REQUIREMENT> Omit all pictures, then retype the data exactly as given.

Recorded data
####################
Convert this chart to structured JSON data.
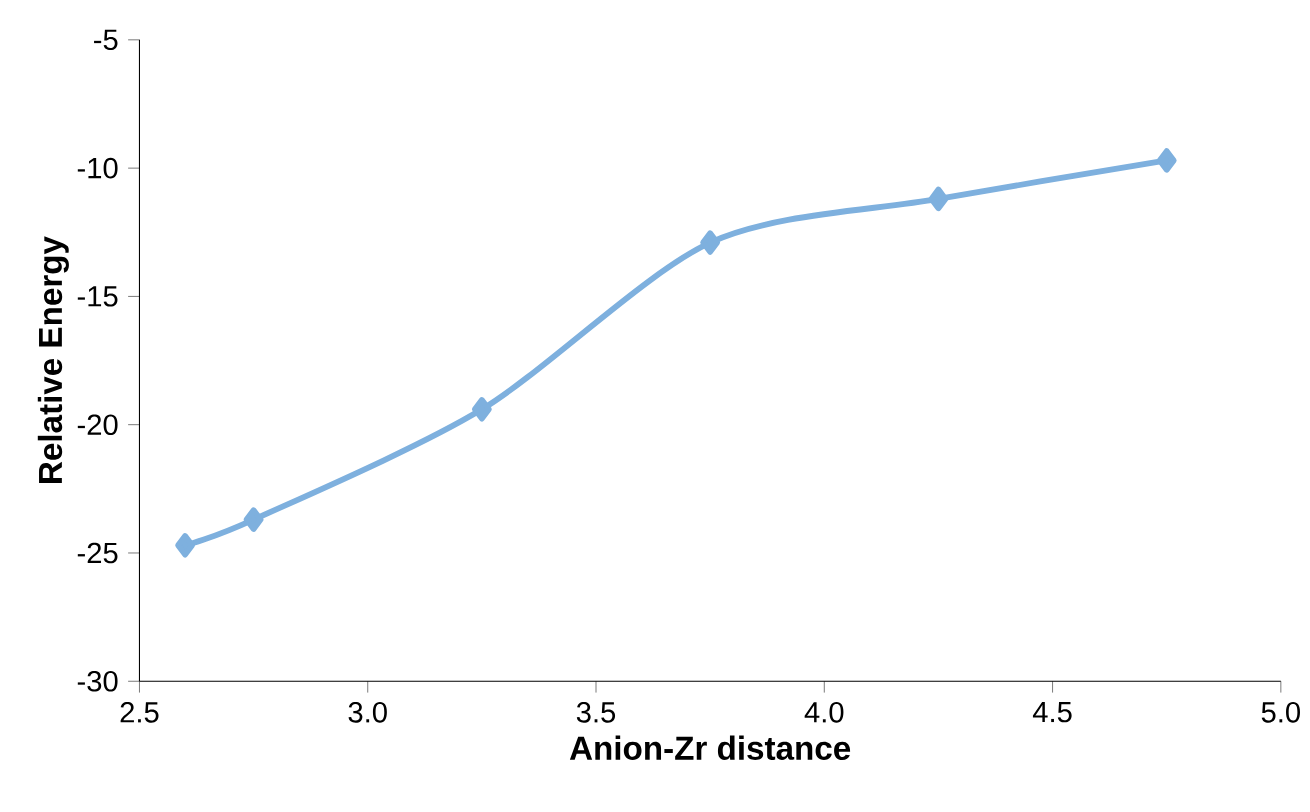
{
  "chart_data": {
    "type": "line",
    "xlabel": "Anion-Zr distance",
    "ylabel": "Relative Energy",
    "x": [
      2.6,
      2.75,
      3.25,
      3.75,
      4.25,
      4.75
    ],
    "series": [
      {
        "color": "#7eb0de",
        "values": [
          -24.7,
          -23.7,
          -19.4,
          -12.9,
          -11.2,
          -9.7
        ]
      }
    ],
    "xlim": [
      2.5,
      5.0
    ],
    "ylim": [
      -30,
      -5
    ],
    "xticks": [
      {
        "value": 2.5,
        "label": "2.5"
      },
      {
        "value": 3.0,
        "label": "3.0"
      },
      {
        "value": 3.5,
        "label": "3.5"
      },
      {
        "value": 4.0,
        "label": "4.0"
      },
      {
        "value": 4.5,
        "label": "4.5"
      },
      {
        "value": 5.0,
        "label": "5.0"
      }
    ],
    "yticks": [
      -30,
      -25,
      -20,
      -15,
      -10,
      -5
    ],
    "marker": "diamond",
    "line_style": "solid"
  }
}
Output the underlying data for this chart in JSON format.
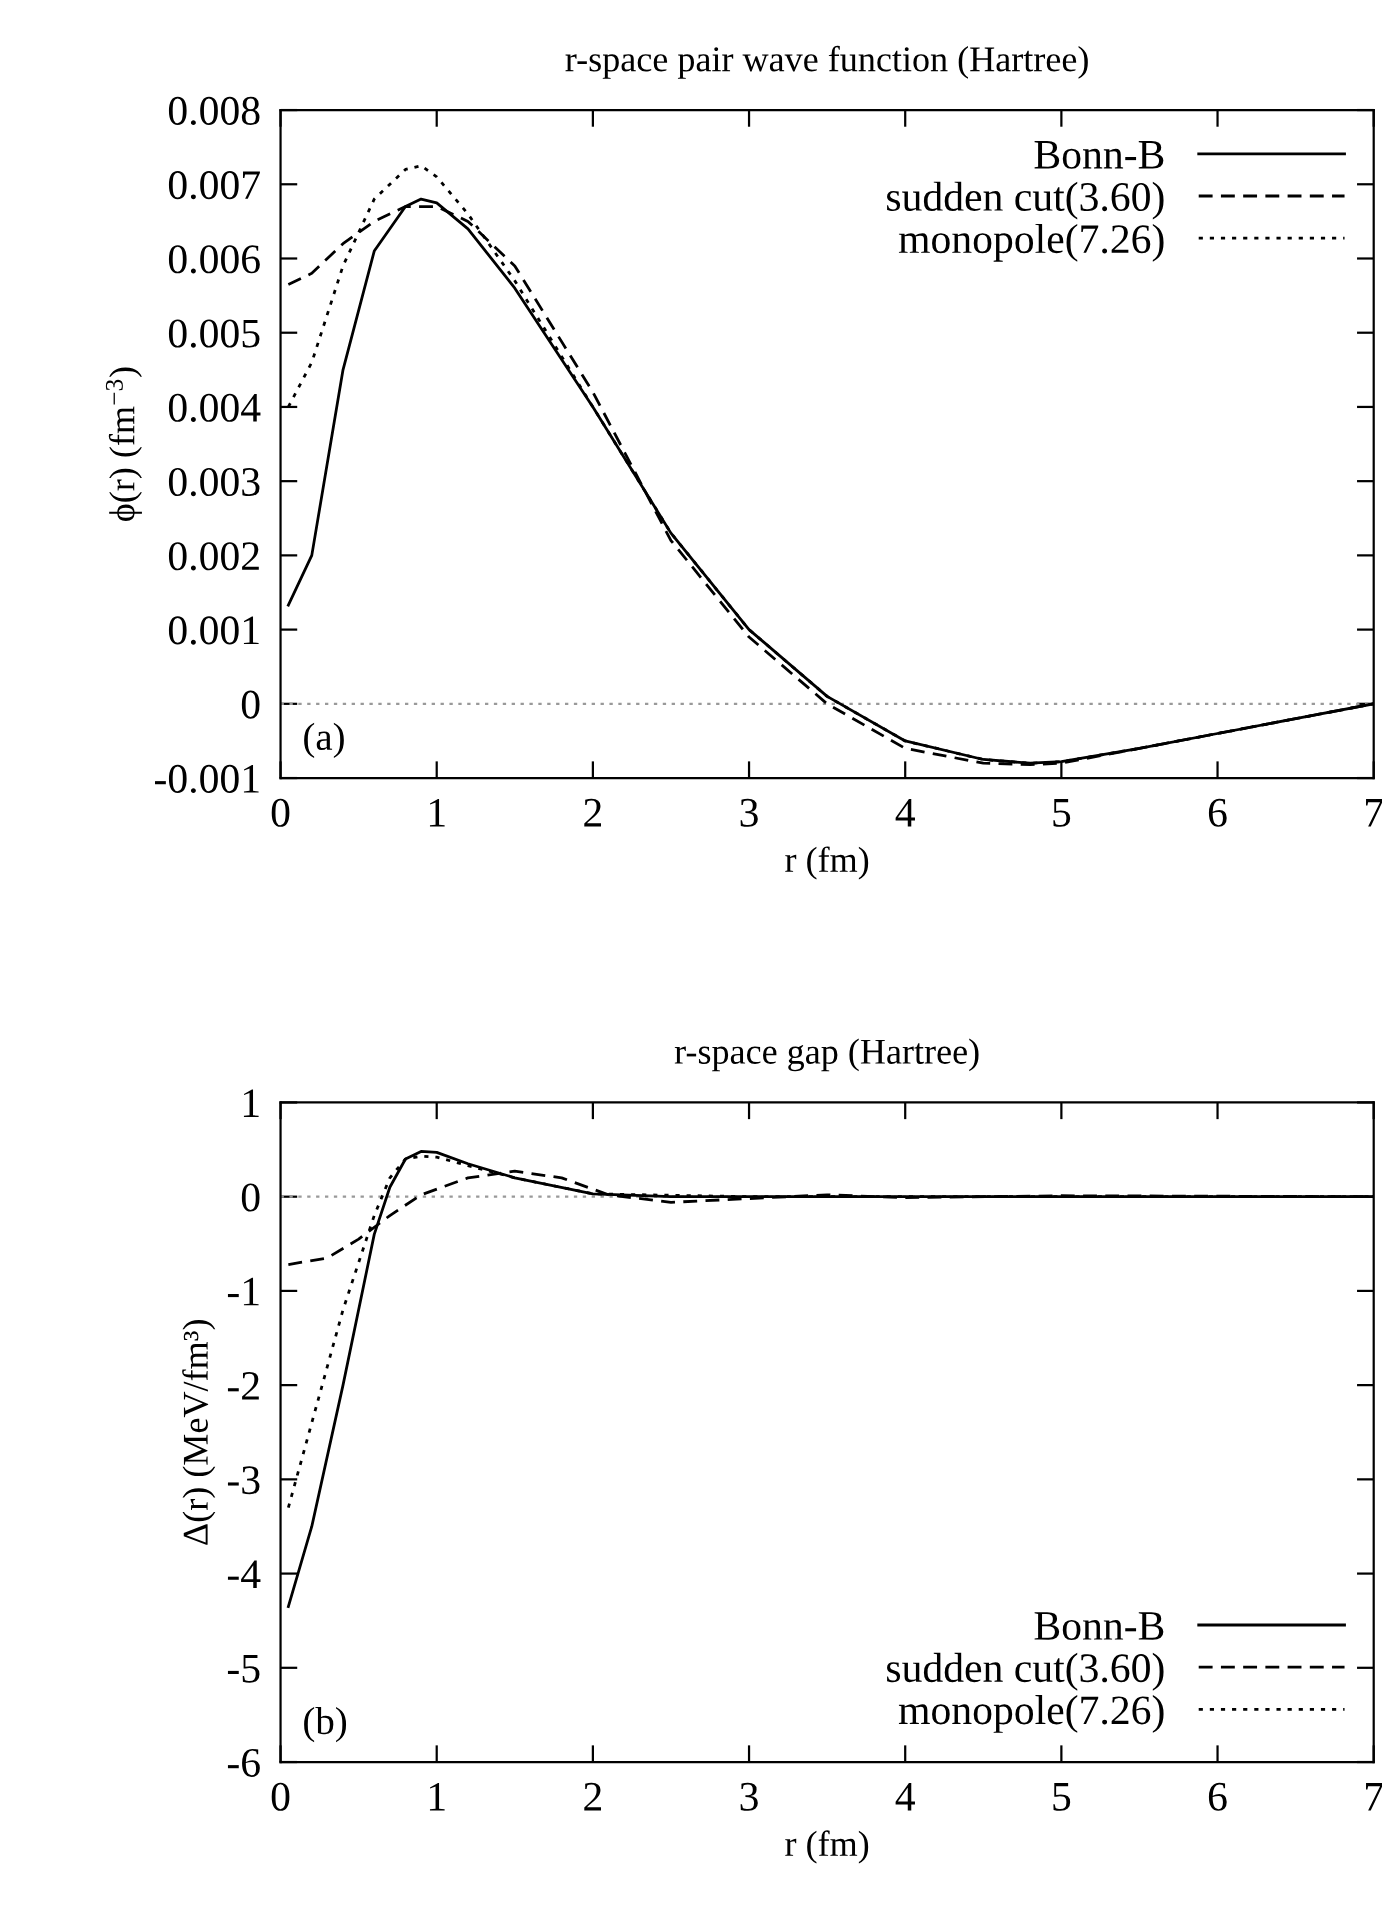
{
  "chart_data": [
    {
      "type": "line",
      "title": "r-space pair wave function (Hartree)",
      "xlabel": "r (fm)",
      "ylabel": "ϕ(r) (fm$^{−3}$)",
      "xlim": [
        0,
        7
      ],
      "xticks": [
        0,
        1,
        2,
        3,
        4,
        5,
        6,
        7
      ],
      "ylim": [
        -0.001,
        0.008
      ],
      "yticks": [
        -0.001,
        0,
        0.001,
        0.002,
        0.003,
        0.004,
        0.005,
        0.006,
        0.007,
        0.008
      ],
      "legend": "top right",
      "grid": false,
      "annotations": [
        "(a)"
      ],
      "ref_lines": [
        {
          "axis": "y",
          "value": 0,
          "color": "#999999",
          "line_style": "dotted"
        }
      ],
      "series": [
        {
          "name": "Bonn-B",
          "color": "#000000",
          "line_style": "solid",
          "x": [
            0.05,
            0.2,
            0.4,
            0.6,
            0.8,
            0.9,
            1.0,
            1.2,
            1.5,
            2.0,
            2.5,
            3.0,
            3.5,
            4.0,
            4.5,
            4.8,
            5.0,
            5.5,
            6.0,
            6.5,
            7.0
          ],
          "values": [
            0.00133,
            0.002,
            0.0045,
            0.0061,
            0.0067,
            0.0068,
            0.00675,
            0.0064,
            0.0056,
            0.004,
            0.0023,
            0.001,
            0.0001,
            -0.0005,
            -0.00075,
            -0.0008,
            -0.00078,
            -0.0006,
            -0.0004,
            -0.0002,
            0.0
          ]
        },
        {
          "name": "sudden cut(3.60)",
          "color": "#000000",
          "line_style": "dashed",
          "x": [
            0.05,
            0.2,
            0.4,
            0.6,
            0.8,
            1.0,
            1.2,
            1.5,
            2.0,
            2.5,
            3.0,
            3.5,
            4.0,
            4.5,
            4.8,
            5.0,
            5.5,
            6.0,
            6.5,
            7.0
          ],
          "values": [
            0.00565,
            0.0058,
            0.0062,
            0.0065,
            0.0067,
            0.0067,
            0.0065,
            0.0059,
            0.0042,
            0.0022,
            0.0009,
            0.0,
            -0.0006,
            -0.0008,
            -0.00082,
            -0.0008,
            -0.0006,
            -0.0004,
            -0.0002,
            0.0
          ]
        },
        {
          "name": "monopole(7.26)",
          "color": "#000000",
          "line_style": "dotted",
          "x": [
            0.05,
            0.2,
            0.4,
            0.6,
            0.8,
            0.9,
            1.0,
            1.2,
            1.5,
            2.0,
            2.5,
            3.0,
            3.5,
            4.0,
            4.5,
            4.8,
            5.0,
            5.5,
            6.0,
            6.5,
            7.0
          ],
          "values": [
            0.004,
            0.0046,
            0.0059,
            0.0068,
            0.0072,
            0.00725,
            0.0071,
            0.0066,
            0.0057,
            0.004,
            0.0023,
            0.001,
            0.0001,
            -0.0005,
            -0.00075,
            -0.0008,
            -0.00078,
            -0.0006,
            -0.0004,
            -0.0002,
            0.0
          ]
        }
      ]
    },
    {
      "type": "line",
      "title": "r-space gap (Hartree)",
      "xlabel": "r (fm)",
      "ylabel": "Δ(r) (MeV/fm³)",
      "xlim": [
        0,
        7
      ],
      "xticks": [
        0,
        1,
        2,
        3,
        4,
        5,
        6,
        7
      ],
      "ylim": [
        -6,
        1
      ],
      "yticks": [
        -6,
        -5,
        -4,
        -3,
        -2,
        -1,
        0,
        1
      ],
      "legend": "bottom right",
      "grid": false,
      "annotations": [
        "(b)"
      ],
      "ref_lines": [
        {
          "axis": "y",
          "value": 0,
          "color": "#999999",
          "line_style": "dotted"
        }
      ],
      "series": [
        {
          "name": "Bonn-B",
          "color": "#000000",
          "line_style": "solid",
          "x": [
            0.05,
            0.2,
            0.4,
            0.6,
            0.7,
            0.8,
            0.9,
            1.0,
            1.2,
            1.5,
            2.0,
            2.5,
            3.0,
            4.0,
            7.0
          ],
          "values": [
            -4.35,
            -3.5,
            -2.0,
            -0.4,
            0.1,
            0.4,
            0.48,
            0.47,
            0.35,
            0.2,
            0.03,
            0,
            0,
            0,
            0
          ]
        },
        {
          "name": "sudden cut(3.60)",
          "color": "#000000",
          "line_style": "dashed",
          "x": [
            0.05,
            0.3,
            0.5,
            0.7,
            0.9,
            1.2,
            1.5,
            1.8,
            2.1,
            2.5,
            3.0,
            3.5,
            4.0,
            5.0,
            7.0
          ],
          "values": [
            -0.72,
            -0.65,
            -0.45,
            -0.2,
            0.02,
            0.2,
            0.27,
            0.2,
            0.02,
            -0.06,
            -0.02,
            0.02,
            -0.01,
            0.01,
            0
          ]
        },
        {
          "name": "monopole(7.26)",
          "color": "#000000",
          "line_style": "dotted",
          "x": [
            0.05,
            0.2,
            0.4,
            0.6,
            0.7,
            0.8,
            0.9,
            1.0,
            1.2,
            1.5,
            2.0,
            3.0,
            7.0
          ],
          "values": [
            -3.3,
            -2.4,
            -1.2,
            -0.2,
            0.2,
            0.4,
            0.43,
            0.42,
            0.33,
            0.2,
            0.03,
            0,
            0
          ]
        }
      ]
    }
  ]
}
####################
FINAL ANSWER>
Convert this chart to structured JSON data.
{
  "chart_data": {
    "type": "line",
    "xlabel": "Anion-Zr distance",
    "ylabel": "Relative Energy",
    "x": [
      2.6,
      2.75,
      3.25,
      3.75,
      4.25,
      4.75
    ],
    "series": [
      {
        "color": "#7eb0de",
        "values": [
          -24.7,
          -23.7,
          -19.4,
          -12.9,
          -11.2,
          -9.7
        ]
      }
    ],
    "xlim": [
      2.5,
      5.0
    ],
    "ylim": [
      -30,
      -5
    ],
    "xticks": [
      {
        "value": 2.5,
        "label": "2.5"
      },
      {
        "value": 3.0,
        "label": "3.0"
      },
      {
        "value": 3.5,
        "label": "3.5"
      },
      {
        "value": 4.0,
        "label": "4.0"
      },
      {
        "value": 4.5,
        "label": "4.5"
      },
      {
        "value": 5.0,
        "label": "5.0"
      }
    ],
    "yticks": [
      -30,
      -25,
      -20,
      -15,
      -10,
      -5
    ],
    "marker": "diamond",
    "line_style": "solid"
  }
}
Output the underlying data for this chart in JSON format.
{
  "chart_data": [
    {
      "type": "line",
      "title": "r-space pair wave function (Hartree)",
      "xlabel": "r (fm)",
      "ylabel": "ϕ(r) (fm$^{−3}$)",
      "xlim": [
        0,
        7
      ],
      "xticks": [
        0,
        1,
        2,
        3,
        4,
        5,
        6,
        7
      ],
      "ylim": [
        -0.001,
        0.008
      ],
      "yticks": [
        -0.001,
        0,
        0.001,
        0.002,
        0.003,
        0.004,
        0.005,
        0.006,
        0.007,
        0.008
      ],
      "legend": "top right",
      "grid": false,
      "annotations": [
        "(a)"
      ],
      "ref_lines": [
        {
          "axis": "y",
          "value": 0,
          "color": "#999999",
          "line_style": "dotted"
        }
      ],
      "series": [
        {
          "name": "Bonn-B",
          "color": "#000000",
          "line_style": "solid",
          "x": [
            0.05,
            0.2,
            0.4,
            0.6,
            0.8,
            0.9,
            1.0,
            1.2,
            1.5,
            2.0,
            2.5,
            3.0,
            3.5,
            4.0,
            4.5,
            4.8,
            5.0,
            5.5,
            6.0,
            6.5,
            7.0
          ],
          "values": [
            0.00133,
            0.002,
            0.0045,
            0.0061,
            0.0067,
            0.0068,
            0.00675,
            0.0064,
            0.0056,
            0.004,
            0.0023,
            0.001,
            0.0001,
            -0.0005,
            -0.00075,
            -0.0008,
            -0.00078,
            -0.0006,
            -0.0004,
            -0.0002,
            0.0
          ]
        },
        {
          "name": "sudden cut(3.60)",
          "color": "#000000",
          "line_style": "dashed",
          "x": [
            0.05,
            0.2,
            0.4,
            0.6,
            0.8,
            1.0,
            1.2,
            1.5,
            2.0,
            2.5,
            3.0,
            3.5,
            4.0,
            4.5,
            4.8,
            5.0,
            5.5,
            6.0,
            6.5,
            7.0
          ],
          "values": [
            0.00565,
            0.0058,
            0.0062,
            0.0065,
            0.0067,
            0.0067,
            0.0065,
            0.0059,
            0.0042,
            0.0022,
            0.0009,
            0.0,
            -0.0006,
            -0.0008,
            -0.00082,
            -0.0008,
            -0.0006,
            -0.0004,
            -0.0002,
            0.0
          ]
        },
        {
          "name": "monopole(7.26)",
          "color": "#000000",
          "line_style": "dotted",
          "x": [
            0.05,
            0.2,
            0.4,
            0.6,
            0.8,
            0.9,
            1.0,
            1.2,
            1.5,
            2.0,
            2.5,
            3.0,
            3.5,
            4.0,
            4.5,
            4.8,
            5.0,
            5.5,
            6.0,
            6.5,
            7.0
          ],
          "values": [
            0.004,
            0.0046,
            0.0059,
            0.0068,
            0.0072,
            0.00725,
            0.0071,
            0.0066,
            0.0057,
            0.004,
            0.0023,
            0.001,
            0.0001,
            -0.0005,
            -0.00075,
            -0.0008,
            -0.00078,
            -0.0006,
            -0.0004,
            -0.0002,
            0.0
          ]
        }
      ]
    },
    {
      "type": "line",
      "title": "r-space gap (Hartree)",
      "xlabel": "r (fm)",
      "ylabel": "Δ(r) (MeV/fm³)",
      "xlim": [
        0,
        7
      ],
      "xticks": [
        0,
        1,
        2,
        3,
        4,
        5,
        6,
        7
      ],
      "ylim": [
        -6,
        1
      ],
      "yticks": [
        -6,
        -5,
        -4,
        -3,
        -2,
        -1,
        0,
        1
      ],
      "legend": "bottom right",
      "grid": false,
      "annotations": [
        "(b)"
      ],
      "ref_lines": [
        {
          "axis": "y",
          "value": 0,
          "color": "#999999",
          "line_style": "dotted"
        }
      ],
      "series": [
        {
          "name": "Bonn-B",
          "color": "#000000",
          "line_style": "solid",
          "x": [
            0.05,
            0.2,
            0.4,
            0.6,
            0.7,
            0.8,
            0.9,
            1.0,
            1.2,
            1.5,
            2.0,
            2.5,
            3.0,
            4.0,
            7.0
          ],
          "values": [
            -4.35,
            -3.5,
            -2.0,
            -0.4,
            0.1,
            0.4,
            0.48,
            0.47,
            0.35,
            0.2,
            0.03,
            0,
            0,
            0,
            0
          ]
        },
        {
          "name": "sudden cut(3.60)",
          "color": "#000000",
          "line_style": "dashed",
          "x": [
            0.05,
            0.3,
            0.5,
            0.7,
            0.9,
            1.2,
            1.5,
            1.8,
            2.1,
            2.5,
            3.0,
            3.5,
            4.0,
            5.0,
            7.0
          ],
          "values": [
            -0.72,
            -0.65,
            -0.45,
            -0.2,
            0.02,
            0.2,
            0.27,
            0.2,
            0.02,
            -0.06,
            -0.02,
            0.02,
            -0.01,
            0.01,
            0
          ]
        },
        {
          "name": "monopole(7.26)",
          "color": "#000000",
          "line_style": "dotted",
          "x": [
            0.05,
            0.2,
            0.4,
            0.6,
            0.7,
            0.8,
            0.9,
            1.0,
            1.2,
            1.5,
            2.0,
            3.0,
            7.0
          ],
          "values": [
            -3.3,
            -2.4,
            -1.2,
            -0.2,
            0.2,
            0.4,
            0.43,
            0.42,
            0.33,
            0.2,
            0.03,
            0,
            0
          ]
        }
      ]
    }
  ]
}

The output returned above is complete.